> Task prompt: In the listing that follows, count each line containing the string "heading" and report only the count.
— Begin Exercise material —
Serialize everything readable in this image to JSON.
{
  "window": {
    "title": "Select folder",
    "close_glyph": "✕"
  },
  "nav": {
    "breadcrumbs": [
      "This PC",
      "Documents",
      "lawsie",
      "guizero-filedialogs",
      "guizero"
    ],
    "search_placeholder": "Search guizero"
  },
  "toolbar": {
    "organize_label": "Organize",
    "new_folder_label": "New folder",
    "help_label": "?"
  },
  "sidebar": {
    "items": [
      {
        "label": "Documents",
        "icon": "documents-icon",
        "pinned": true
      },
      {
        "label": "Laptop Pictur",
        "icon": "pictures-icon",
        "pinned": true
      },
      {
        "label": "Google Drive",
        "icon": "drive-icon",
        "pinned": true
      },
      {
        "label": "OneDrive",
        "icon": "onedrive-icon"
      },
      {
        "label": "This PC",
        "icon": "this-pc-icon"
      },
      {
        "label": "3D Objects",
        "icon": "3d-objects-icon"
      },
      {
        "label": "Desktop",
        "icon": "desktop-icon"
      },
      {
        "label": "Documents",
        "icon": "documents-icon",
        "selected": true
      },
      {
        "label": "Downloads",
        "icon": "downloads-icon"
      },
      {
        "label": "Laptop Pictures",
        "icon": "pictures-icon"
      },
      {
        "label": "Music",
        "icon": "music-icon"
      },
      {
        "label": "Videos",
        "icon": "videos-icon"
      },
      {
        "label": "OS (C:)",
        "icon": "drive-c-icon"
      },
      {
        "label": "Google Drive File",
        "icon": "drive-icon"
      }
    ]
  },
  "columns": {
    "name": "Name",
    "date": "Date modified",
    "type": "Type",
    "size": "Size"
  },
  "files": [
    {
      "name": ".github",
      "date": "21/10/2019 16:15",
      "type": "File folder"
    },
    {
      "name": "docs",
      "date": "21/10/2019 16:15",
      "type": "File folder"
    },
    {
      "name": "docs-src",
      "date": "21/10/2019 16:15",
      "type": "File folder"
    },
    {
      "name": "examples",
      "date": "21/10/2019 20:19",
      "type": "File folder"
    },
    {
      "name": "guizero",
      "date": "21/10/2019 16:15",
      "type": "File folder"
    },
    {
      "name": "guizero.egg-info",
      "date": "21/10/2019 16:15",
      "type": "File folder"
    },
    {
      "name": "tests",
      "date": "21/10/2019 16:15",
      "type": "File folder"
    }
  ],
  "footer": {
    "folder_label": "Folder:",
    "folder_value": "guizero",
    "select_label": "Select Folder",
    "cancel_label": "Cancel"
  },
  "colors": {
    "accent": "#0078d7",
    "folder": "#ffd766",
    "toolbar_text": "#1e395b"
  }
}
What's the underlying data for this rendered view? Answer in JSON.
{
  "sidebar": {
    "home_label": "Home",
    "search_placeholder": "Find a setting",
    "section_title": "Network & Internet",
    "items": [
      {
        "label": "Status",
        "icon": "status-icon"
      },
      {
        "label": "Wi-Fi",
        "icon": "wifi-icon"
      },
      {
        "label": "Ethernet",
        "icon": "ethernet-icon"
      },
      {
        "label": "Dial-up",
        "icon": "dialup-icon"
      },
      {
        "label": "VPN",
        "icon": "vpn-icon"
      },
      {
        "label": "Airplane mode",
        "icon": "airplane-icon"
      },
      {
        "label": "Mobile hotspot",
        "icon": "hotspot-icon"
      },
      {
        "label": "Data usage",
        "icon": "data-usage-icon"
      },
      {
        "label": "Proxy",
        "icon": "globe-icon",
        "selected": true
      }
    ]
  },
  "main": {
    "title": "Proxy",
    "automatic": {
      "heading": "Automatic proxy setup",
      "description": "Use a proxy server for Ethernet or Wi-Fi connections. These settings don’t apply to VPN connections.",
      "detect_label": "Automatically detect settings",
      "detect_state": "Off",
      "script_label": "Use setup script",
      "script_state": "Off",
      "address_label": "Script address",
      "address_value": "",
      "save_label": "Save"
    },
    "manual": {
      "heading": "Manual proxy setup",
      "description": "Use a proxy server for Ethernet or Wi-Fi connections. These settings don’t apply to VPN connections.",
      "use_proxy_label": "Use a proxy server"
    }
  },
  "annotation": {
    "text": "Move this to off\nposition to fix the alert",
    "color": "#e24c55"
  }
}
— End Exercise material —
> Written response: 2